→ **Collection entries**
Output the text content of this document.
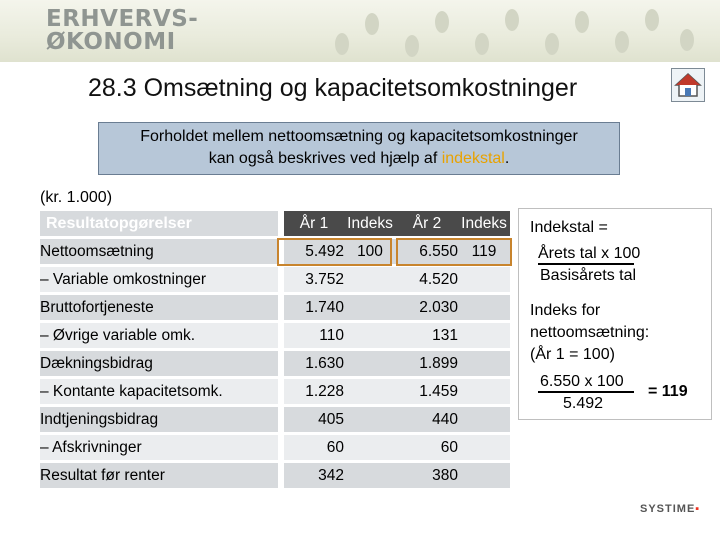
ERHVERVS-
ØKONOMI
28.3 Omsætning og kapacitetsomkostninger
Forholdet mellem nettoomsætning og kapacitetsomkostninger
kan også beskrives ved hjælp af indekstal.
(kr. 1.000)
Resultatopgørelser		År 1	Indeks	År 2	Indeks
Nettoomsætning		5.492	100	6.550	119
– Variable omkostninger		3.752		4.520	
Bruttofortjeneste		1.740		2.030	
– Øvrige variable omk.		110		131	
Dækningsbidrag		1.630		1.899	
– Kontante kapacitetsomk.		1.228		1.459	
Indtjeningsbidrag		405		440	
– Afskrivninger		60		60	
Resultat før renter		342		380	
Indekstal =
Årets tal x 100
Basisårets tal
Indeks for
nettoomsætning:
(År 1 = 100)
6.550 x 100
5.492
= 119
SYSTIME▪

→ **WHAT NEEDS TO BE DONE**
Copy every entry word for word, but omit the pictures.

→ **RESULT FOR THIS EXERCISE**
Output the text content of this document.
ERHVERVS-
ØKONOMI
28.3 Omsætning og kapacitetsomkostninger
Forholdet mellem nettoomsætning og kapacitetsomkostninger
kan også beskrives ved hjælp af indekstal.
(kr. 1.000)
Resultatopgørelser		År 1	Indeks	År 2	Indeks
Nettoomsætning		5.492	100	6.550	119
– Variable omkostninger		3.752		4.520	
Bruttofortjeneste		1.740		2.030	
– Øvrige variable omk.		110		131	
Dækningsbidrag		1.630		1.899	
– Kontante kapacitetsomk.		1.228		1.459	
Indtjeningsbidrag		405		440	
– Afskrivninger		60		60	
Resultat før renter		342		380	
Indekstal =
Årets tal x 100
Basisårets tal
Indeks for
nettoomsætning:
(År 1 = 100)
6.550 x 100
5.492
= 119
SYSTIME▪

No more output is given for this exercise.